►

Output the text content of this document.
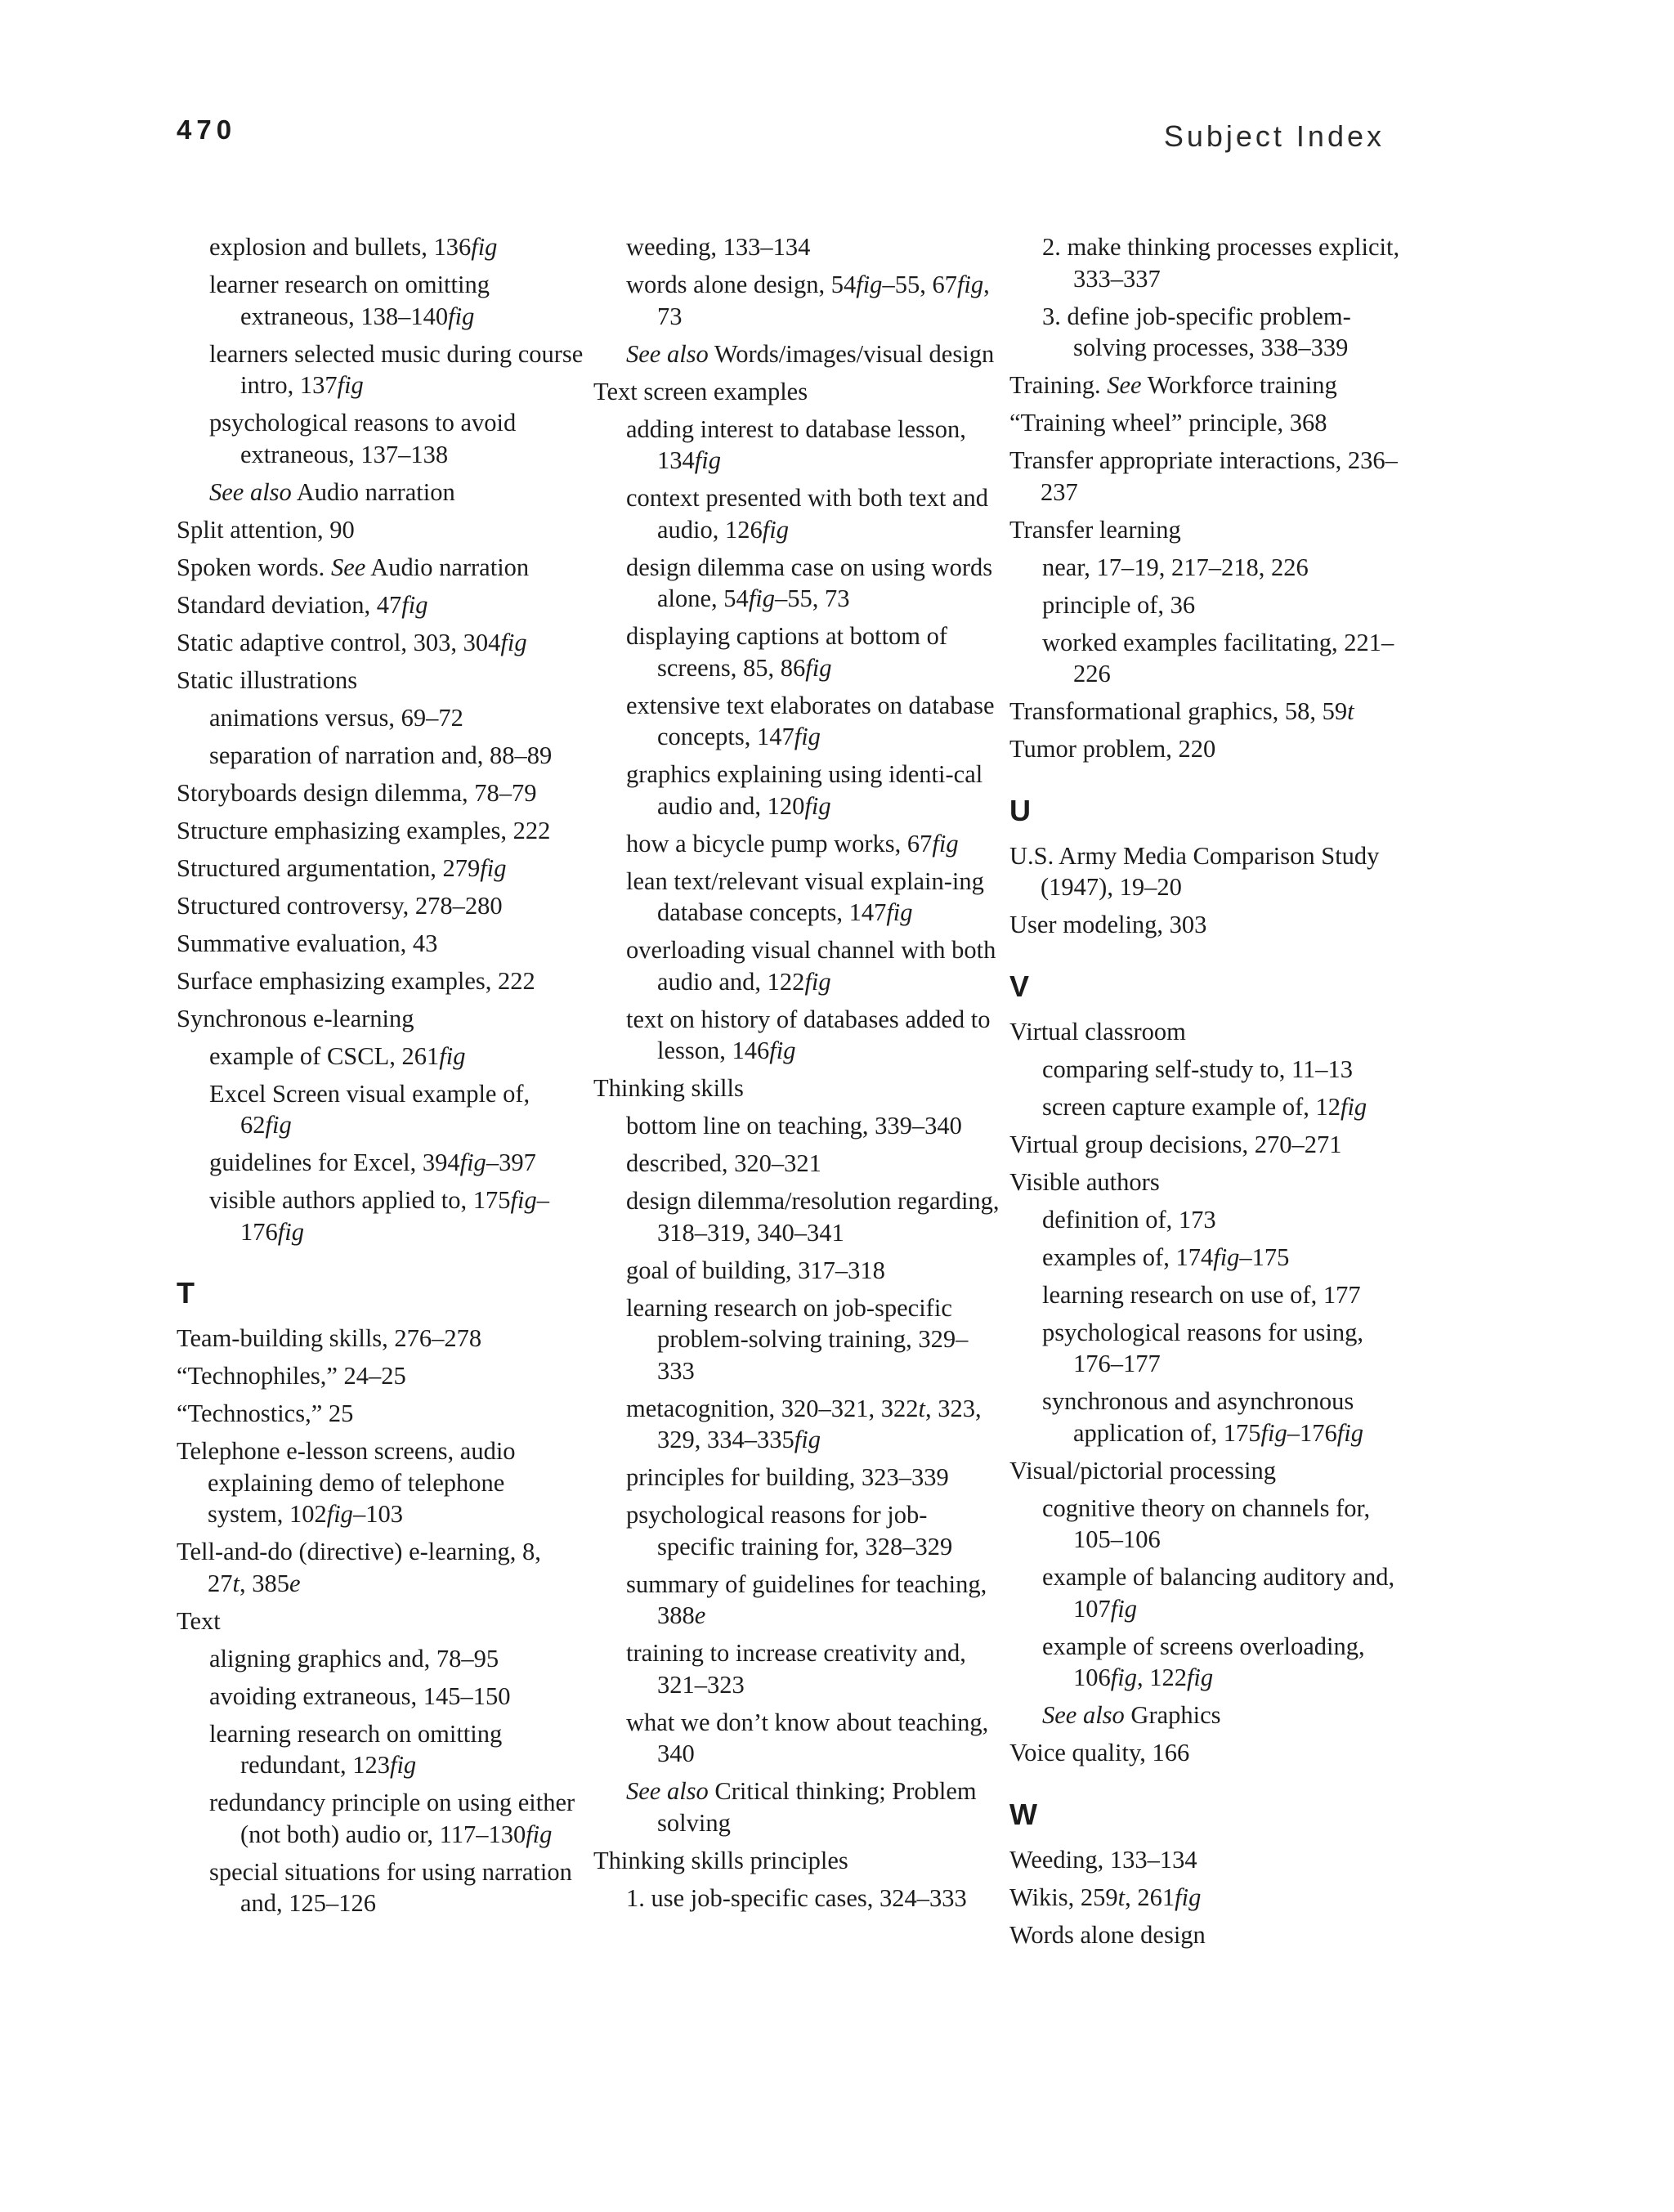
470	Subject Index
explosion and bullets, 136fig
learner research on omitting extraneous, 138–140fig
learners selected music during course intro, 137fig
psychological reasons to avoid extraneous, 137–138
See also Audio narration
Split attention, 90
Spoken words. See Audio narration
Standard deviation, 47fig
Static adaptive control, 303, 304fig
Static illustrations
animations versus, 69–72
separation of narration and, 88–89
Storyboards design dilemma, 78–79
Structure emphasizing examples, 222
Structured argumentation, 279fig
Structured controversy, 278–280
Summative evaluation, 43
Surface emphasizing examples, 222
Synchronous e-learning
example of CSCL, 261fig
Excel Screen visual example of, 62fig
guidelines for Excel, 394fig–397
visible authors applied to, 175fig–176fig
T
Team-building skills, 276–278
“Technophiles,” 24–25
“Technostics,” 25
Telephone e-lesson screens, audio explaining demo of telephone system, 102fig–103
Tell-and-do (directive) e-learning, 8, 27t, 385e
Text
aligning graphics and, 78–95
avoiding extraneous, 145–150
learning research on omitting redundant, 123fig
redundancy principle on using either (not both) audio or, 117–130fig
special situations for using narration and, 125–126
weeding, 133–134
words alone design, 54fig–55, 67fig, 73
See also Words/images/visual design
Text screen examples
adding interest to database lesson, 134fig
context presented with both text and audio, 126fig
design dilemma case on using words alone, 54fig–55, 73
displaying captions at bottom of screens, 85, 86fig
extensive text elaborates on database concepts, 147fig
graphics explaining using identi-cal audio and, 120fig
how a bicycle pump works, 67fig
lean text/relevant visual explain-ing database concepts, 147fig
overloading visual channel with both audio and, 122fig
text on history of databases added to lesson, 146fig
Thinking skills
bottom line on teaching, 339–340
described, 320–321
design dilemma/resolution regarding, 318–319, 340–341
goal of building, 317–318
learning research on job-specific problem-solving training, 329–333
metacognition, 320–321, 322t, 323, 329, 334–335fig
principles for building, 323–339
psychological reasons for job-specific training for, 328–329
summary of guidelines for teaching, 388e
training to increase creativity and, 321–323
what we don’t know about teaching, 340
See also Critical thinking; Problem solving
Thinking skills principles
1. use job-specific cases, 324–333
2. make thinking processes explicit, 333–337
3. define job-specific problem-solving processes, 338–339
Training. See Workforce training
“Training wheel” principle, 368
Transfer appropriate interactions, 236–237
Transfer learning
near, 17–19, 217–218, 226
principle of, 36
worked examples facilitating, 221–226
Transformational graphics, 58, 59t
Tumor problem, 220
U
U.S. Army Media Comparison Study (1947), 19–20
User modeling, 303
V
Virtual classroom
comparing self-study to, 11–13
screen capture example of, 12fig
Virtual group decisions, 270–271
Visible authors
definition of, 173
examples of, 174fig–175
learning research on use of, 177
psychological reasons for using, 176–177
synchronous and asynchronous application of, 175fig–176fig
Visual/pictorial processing
cognitive theory on channels for, 105–106
example of balancing auditory and, 107fig
example of screens overloading, 106fig, 122fig
See also Graphics
Voice quality, 166
W
Weeding, 133–134
Wikis, 259t, 261fig
Words alone design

◄

Problem: Count the lines holding the word "Static" in this material. Reply with the number and nothing else.

Answer area: 2